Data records
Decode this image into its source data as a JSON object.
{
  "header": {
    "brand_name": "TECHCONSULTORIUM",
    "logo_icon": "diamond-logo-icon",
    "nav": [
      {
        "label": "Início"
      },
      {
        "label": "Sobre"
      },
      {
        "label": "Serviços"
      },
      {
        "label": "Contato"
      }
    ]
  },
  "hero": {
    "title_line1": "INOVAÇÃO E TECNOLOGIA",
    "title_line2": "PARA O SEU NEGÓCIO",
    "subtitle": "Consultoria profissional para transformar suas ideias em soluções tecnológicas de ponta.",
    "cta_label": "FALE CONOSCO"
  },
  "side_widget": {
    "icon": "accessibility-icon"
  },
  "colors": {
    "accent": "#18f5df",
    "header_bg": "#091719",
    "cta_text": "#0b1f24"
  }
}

---

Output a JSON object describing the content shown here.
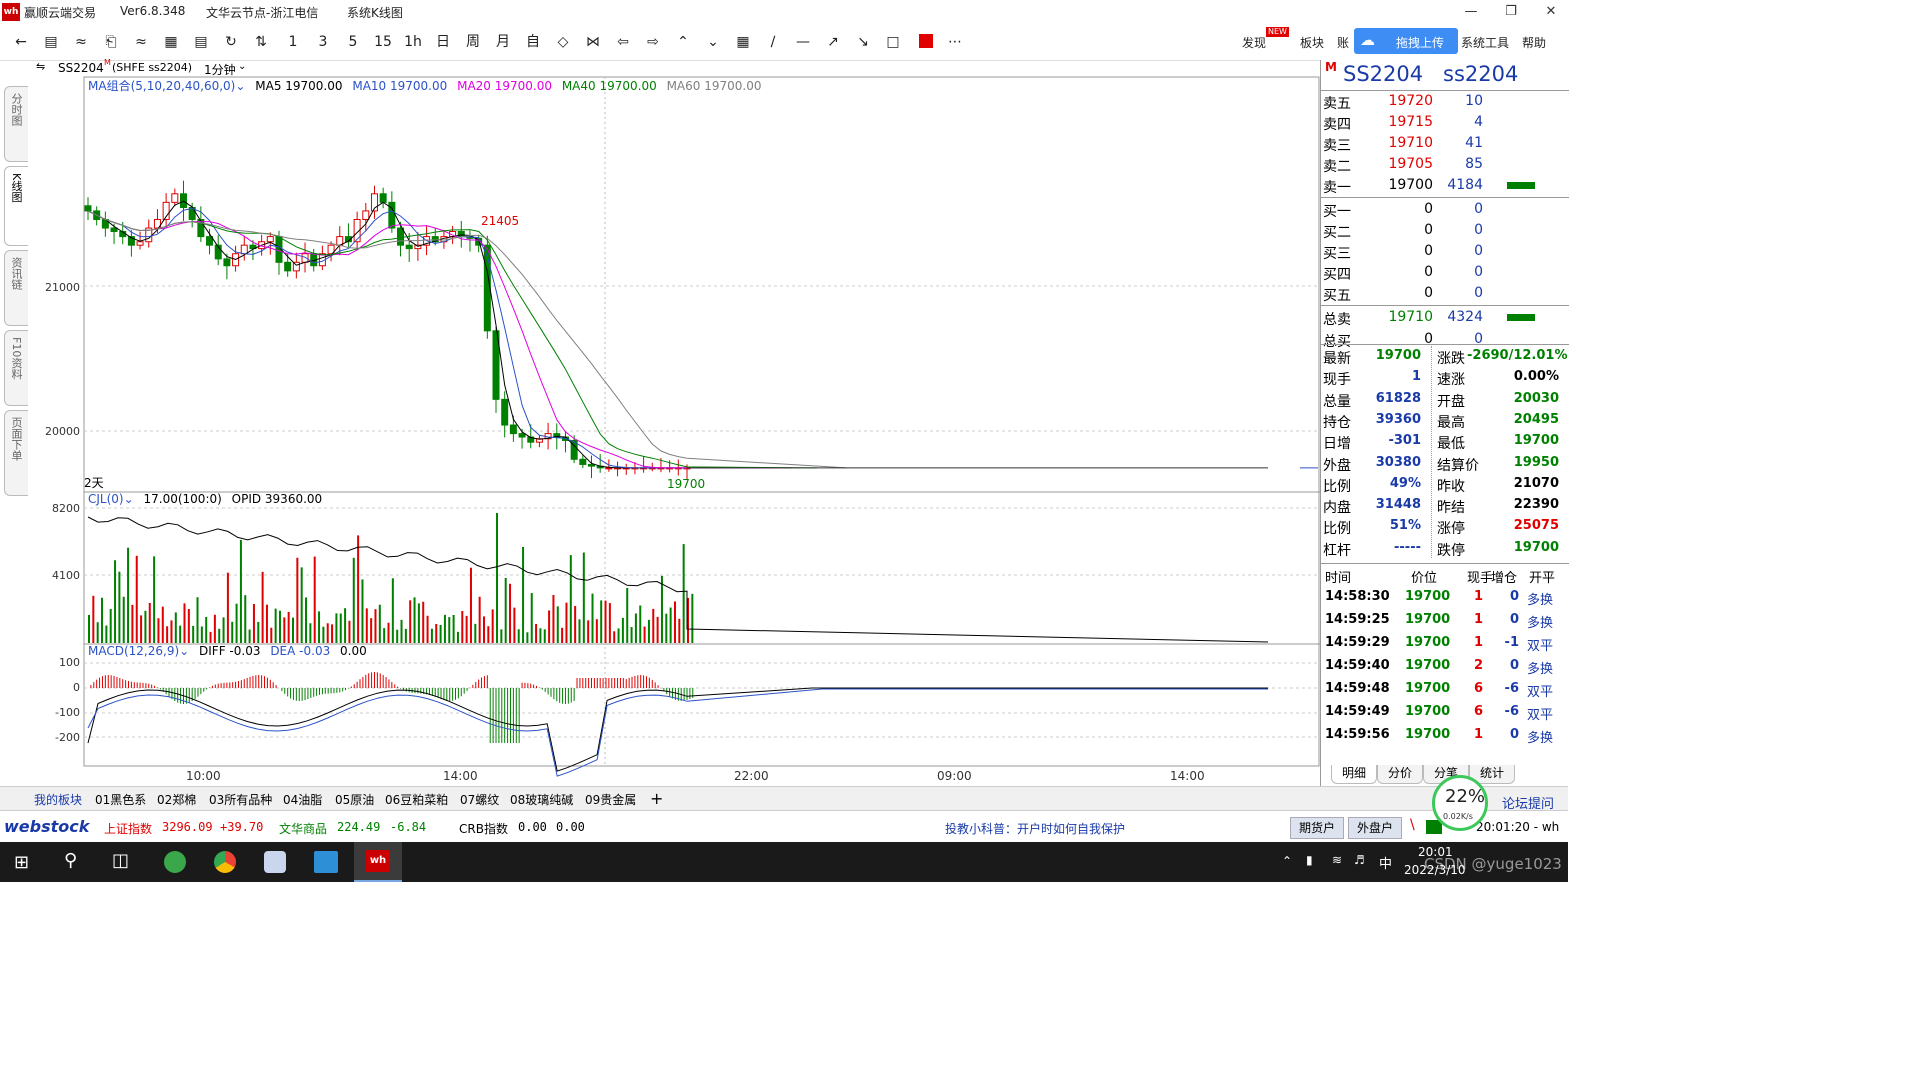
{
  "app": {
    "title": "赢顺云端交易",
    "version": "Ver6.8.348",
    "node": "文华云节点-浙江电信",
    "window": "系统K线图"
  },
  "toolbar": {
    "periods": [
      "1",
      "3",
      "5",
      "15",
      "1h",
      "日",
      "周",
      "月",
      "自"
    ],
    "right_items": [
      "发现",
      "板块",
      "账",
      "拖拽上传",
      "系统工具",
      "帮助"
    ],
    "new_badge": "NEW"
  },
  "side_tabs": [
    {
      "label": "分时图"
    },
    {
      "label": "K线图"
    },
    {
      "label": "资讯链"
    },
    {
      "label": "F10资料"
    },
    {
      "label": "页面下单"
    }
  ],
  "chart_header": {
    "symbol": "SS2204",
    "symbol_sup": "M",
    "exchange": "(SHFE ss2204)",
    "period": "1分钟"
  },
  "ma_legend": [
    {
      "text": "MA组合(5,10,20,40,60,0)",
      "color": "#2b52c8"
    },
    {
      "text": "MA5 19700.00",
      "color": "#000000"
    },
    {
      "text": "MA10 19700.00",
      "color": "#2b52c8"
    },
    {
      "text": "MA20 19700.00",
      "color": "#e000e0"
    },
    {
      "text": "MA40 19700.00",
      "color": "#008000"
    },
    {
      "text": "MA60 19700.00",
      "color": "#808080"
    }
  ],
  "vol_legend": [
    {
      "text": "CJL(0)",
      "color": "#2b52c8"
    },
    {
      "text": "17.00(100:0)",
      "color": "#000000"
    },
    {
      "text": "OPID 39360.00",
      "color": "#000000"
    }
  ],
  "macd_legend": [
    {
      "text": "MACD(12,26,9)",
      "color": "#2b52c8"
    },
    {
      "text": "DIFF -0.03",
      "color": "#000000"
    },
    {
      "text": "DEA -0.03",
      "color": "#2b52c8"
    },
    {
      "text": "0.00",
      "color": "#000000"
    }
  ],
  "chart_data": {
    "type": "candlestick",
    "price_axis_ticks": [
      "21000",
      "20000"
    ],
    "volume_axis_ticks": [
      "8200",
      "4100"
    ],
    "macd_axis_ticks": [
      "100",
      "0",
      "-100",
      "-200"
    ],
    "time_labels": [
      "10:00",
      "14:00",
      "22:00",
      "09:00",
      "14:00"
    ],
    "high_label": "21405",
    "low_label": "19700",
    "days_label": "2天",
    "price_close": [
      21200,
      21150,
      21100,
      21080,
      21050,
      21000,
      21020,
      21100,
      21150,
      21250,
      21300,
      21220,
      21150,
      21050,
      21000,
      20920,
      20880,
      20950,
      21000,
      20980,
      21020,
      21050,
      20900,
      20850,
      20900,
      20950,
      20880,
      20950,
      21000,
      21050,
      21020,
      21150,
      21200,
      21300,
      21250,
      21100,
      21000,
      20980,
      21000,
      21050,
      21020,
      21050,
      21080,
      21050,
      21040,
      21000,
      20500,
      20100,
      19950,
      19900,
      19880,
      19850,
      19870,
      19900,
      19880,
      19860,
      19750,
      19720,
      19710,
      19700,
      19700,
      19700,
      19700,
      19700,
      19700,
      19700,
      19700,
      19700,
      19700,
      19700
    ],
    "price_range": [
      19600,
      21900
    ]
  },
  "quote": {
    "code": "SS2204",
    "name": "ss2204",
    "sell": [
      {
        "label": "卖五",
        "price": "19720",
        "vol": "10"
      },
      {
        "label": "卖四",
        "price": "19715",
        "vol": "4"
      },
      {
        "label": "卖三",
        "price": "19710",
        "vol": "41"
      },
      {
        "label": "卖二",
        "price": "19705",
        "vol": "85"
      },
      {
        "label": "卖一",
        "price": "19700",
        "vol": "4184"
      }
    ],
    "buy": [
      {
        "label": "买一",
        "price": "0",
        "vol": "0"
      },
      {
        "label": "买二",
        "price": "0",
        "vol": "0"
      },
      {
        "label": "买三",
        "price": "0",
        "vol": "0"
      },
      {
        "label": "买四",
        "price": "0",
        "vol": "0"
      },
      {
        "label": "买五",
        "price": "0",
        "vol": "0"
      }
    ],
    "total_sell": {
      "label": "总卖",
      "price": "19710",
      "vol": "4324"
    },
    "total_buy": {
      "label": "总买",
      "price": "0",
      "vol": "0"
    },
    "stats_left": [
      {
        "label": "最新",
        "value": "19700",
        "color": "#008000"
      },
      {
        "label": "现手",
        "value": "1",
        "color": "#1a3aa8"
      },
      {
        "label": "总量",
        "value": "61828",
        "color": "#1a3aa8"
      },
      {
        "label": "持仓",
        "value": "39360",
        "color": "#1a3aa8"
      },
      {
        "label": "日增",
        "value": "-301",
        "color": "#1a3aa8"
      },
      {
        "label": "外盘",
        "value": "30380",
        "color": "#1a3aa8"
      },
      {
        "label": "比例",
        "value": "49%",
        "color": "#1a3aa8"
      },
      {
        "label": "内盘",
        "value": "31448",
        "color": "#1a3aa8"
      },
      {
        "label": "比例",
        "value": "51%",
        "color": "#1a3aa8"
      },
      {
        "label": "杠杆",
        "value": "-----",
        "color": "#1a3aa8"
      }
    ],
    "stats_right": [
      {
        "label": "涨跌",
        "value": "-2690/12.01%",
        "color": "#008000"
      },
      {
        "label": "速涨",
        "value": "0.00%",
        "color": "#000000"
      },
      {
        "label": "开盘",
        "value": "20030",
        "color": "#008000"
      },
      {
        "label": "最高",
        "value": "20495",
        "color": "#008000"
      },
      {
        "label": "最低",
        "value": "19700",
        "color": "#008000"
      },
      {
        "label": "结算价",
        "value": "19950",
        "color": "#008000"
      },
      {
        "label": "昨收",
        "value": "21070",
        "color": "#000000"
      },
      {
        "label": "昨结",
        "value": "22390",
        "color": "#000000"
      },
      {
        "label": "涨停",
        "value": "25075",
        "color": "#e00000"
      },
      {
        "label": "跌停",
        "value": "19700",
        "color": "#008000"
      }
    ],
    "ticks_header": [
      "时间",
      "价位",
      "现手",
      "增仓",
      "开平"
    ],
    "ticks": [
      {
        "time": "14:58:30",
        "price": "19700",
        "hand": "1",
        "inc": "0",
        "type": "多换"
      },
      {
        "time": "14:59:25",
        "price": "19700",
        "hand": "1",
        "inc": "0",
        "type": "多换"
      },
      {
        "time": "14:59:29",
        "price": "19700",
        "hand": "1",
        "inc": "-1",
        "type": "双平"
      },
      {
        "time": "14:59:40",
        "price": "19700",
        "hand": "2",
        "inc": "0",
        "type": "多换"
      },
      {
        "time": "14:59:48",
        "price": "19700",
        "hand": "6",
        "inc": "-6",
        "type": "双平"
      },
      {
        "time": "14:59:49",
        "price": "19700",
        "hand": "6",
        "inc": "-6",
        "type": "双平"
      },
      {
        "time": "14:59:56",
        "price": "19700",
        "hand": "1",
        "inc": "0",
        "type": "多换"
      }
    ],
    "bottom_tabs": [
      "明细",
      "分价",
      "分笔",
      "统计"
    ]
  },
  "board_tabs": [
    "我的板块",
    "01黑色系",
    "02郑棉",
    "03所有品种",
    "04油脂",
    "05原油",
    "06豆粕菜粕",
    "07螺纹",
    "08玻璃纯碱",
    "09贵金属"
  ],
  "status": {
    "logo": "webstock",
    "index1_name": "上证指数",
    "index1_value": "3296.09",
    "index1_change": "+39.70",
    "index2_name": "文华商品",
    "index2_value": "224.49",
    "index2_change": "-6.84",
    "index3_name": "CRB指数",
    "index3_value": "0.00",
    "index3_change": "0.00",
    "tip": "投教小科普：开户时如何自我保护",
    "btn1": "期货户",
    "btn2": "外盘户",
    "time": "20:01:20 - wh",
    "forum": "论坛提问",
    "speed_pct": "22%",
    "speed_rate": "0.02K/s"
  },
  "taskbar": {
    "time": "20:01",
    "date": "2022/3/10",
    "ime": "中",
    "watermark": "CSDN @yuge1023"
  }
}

→ Set exercise
Extract all lines of the records above that include "object".

→ Written response
Decode this image into its source data as a JSON object.
Output a JSON object describing the content shown here.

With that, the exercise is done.